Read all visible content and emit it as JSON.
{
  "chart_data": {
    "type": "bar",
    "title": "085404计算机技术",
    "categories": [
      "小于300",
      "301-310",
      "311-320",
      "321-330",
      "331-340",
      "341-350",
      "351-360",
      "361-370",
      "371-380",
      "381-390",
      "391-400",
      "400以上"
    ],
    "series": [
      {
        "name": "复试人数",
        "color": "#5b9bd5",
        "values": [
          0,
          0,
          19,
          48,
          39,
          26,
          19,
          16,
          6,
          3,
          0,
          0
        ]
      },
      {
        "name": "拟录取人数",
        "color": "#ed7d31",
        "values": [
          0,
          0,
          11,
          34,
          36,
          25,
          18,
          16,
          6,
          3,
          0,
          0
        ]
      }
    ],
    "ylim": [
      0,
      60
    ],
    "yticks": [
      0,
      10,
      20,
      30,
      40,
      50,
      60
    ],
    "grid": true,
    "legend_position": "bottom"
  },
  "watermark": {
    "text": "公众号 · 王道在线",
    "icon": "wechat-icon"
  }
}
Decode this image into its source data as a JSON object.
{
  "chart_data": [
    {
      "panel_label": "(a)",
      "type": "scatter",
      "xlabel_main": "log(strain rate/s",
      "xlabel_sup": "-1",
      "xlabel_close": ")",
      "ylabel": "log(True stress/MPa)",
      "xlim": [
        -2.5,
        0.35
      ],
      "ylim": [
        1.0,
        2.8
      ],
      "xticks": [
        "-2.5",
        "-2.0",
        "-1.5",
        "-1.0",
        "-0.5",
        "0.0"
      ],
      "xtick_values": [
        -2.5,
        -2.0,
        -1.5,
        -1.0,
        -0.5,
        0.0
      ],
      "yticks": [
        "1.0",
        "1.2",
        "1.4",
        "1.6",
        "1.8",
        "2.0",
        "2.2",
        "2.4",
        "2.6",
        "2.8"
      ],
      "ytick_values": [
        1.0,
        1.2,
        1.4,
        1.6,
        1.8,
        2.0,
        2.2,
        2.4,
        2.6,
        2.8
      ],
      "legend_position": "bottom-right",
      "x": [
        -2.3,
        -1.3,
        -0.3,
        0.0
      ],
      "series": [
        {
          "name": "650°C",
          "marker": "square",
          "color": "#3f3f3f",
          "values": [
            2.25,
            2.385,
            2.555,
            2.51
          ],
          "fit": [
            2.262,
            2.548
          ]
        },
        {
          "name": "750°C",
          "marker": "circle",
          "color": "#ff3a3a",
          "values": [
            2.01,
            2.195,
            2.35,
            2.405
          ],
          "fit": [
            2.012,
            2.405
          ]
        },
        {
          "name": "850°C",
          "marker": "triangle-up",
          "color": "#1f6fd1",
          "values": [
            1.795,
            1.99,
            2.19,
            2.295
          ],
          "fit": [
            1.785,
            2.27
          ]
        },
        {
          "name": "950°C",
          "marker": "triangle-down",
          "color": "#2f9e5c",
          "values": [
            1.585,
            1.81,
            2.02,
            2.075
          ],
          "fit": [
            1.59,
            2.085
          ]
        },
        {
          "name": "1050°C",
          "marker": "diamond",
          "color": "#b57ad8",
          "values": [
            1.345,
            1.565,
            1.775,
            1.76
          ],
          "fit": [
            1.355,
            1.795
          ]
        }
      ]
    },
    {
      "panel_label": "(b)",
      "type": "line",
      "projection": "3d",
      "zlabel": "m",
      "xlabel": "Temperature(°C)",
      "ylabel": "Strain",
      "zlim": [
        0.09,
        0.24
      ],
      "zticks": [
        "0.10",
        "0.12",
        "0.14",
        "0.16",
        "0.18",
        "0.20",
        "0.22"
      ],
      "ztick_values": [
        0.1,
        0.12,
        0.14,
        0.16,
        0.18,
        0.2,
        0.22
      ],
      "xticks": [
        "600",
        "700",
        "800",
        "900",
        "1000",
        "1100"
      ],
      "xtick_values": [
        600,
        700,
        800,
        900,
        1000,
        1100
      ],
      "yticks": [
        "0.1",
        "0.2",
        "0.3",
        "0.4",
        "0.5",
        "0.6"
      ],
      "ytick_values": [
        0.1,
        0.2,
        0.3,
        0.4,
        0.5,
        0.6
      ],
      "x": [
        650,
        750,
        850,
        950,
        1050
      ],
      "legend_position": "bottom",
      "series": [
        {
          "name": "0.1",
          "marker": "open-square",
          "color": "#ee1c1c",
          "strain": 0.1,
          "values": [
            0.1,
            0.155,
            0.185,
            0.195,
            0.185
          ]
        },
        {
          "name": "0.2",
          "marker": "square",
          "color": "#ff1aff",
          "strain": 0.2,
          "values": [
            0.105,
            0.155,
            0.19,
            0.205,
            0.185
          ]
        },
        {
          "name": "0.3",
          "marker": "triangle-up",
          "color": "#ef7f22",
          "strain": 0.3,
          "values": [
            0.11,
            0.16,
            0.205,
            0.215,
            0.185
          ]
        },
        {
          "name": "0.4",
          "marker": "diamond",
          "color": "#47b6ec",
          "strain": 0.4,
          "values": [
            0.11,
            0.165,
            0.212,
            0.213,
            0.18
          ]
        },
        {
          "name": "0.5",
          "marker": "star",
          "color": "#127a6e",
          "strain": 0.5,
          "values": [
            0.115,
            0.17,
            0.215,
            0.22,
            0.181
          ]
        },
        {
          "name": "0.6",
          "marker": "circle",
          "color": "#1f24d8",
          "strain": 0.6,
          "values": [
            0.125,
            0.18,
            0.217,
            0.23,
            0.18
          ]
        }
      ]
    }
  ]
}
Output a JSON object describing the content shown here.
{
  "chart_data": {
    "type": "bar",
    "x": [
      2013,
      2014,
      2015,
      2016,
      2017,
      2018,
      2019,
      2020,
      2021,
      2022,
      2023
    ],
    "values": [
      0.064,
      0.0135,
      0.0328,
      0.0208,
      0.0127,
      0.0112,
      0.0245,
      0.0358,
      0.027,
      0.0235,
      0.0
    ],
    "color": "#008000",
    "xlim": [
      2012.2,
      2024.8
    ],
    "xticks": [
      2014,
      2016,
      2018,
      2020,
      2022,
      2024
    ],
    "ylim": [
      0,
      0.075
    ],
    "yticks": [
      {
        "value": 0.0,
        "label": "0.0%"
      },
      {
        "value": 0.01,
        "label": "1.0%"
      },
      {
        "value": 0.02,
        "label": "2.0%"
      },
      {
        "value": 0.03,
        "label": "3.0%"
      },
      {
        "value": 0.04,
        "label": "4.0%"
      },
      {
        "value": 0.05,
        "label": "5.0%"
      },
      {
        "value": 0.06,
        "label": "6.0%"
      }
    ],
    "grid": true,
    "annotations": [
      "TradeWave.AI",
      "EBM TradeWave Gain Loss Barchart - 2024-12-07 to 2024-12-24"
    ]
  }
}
******
▸ **Prompt**: Gather each line in these records that contains the string "object".

▸ **Worked answer**:
Decode this image into its source data as a JSON object.
Output a JSON object describing the content shown here.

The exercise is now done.